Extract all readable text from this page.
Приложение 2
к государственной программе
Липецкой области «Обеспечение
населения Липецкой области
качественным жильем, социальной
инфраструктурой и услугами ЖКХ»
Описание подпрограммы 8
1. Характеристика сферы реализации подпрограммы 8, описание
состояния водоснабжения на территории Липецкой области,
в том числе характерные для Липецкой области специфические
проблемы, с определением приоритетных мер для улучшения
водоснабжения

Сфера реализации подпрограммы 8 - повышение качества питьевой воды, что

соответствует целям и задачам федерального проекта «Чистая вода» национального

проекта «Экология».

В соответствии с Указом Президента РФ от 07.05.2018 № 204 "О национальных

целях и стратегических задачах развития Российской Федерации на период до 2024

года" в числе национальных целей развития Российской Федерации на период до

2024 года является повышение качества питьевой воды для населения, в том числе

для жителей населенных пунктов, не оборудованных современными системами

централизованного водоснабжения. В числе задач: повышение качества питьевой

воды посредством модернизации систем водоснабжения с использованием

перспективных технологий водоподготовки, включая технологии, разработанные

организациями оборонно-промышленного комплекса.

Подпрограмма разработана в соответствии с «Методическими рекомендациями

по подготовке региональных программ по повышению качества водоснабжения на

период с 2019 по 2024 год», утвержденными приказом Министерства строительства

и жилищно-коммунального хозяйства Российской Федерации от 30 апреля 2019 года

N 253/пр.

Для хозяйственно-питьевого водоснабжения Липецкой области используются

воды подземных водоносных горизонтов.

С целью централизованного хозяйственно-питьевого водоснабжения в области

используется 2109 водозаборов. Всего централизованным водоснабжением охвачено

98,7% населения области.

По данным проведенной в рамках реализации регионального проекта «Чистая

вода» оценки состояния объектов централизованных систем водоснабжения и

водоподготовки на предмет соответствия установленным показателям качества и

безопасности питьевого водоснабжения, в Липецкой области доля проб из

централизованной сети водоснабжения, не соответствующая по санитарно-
-------
• INSTRUCTIONS FOR THE TASK
Read through the entries and copy every line that includes "вода".

• THE ANSWER
соответствует целям и задачам федерального проекта «Чистая вода» национального
вода» оценки состояния объектов централизованных систем водоснабжения и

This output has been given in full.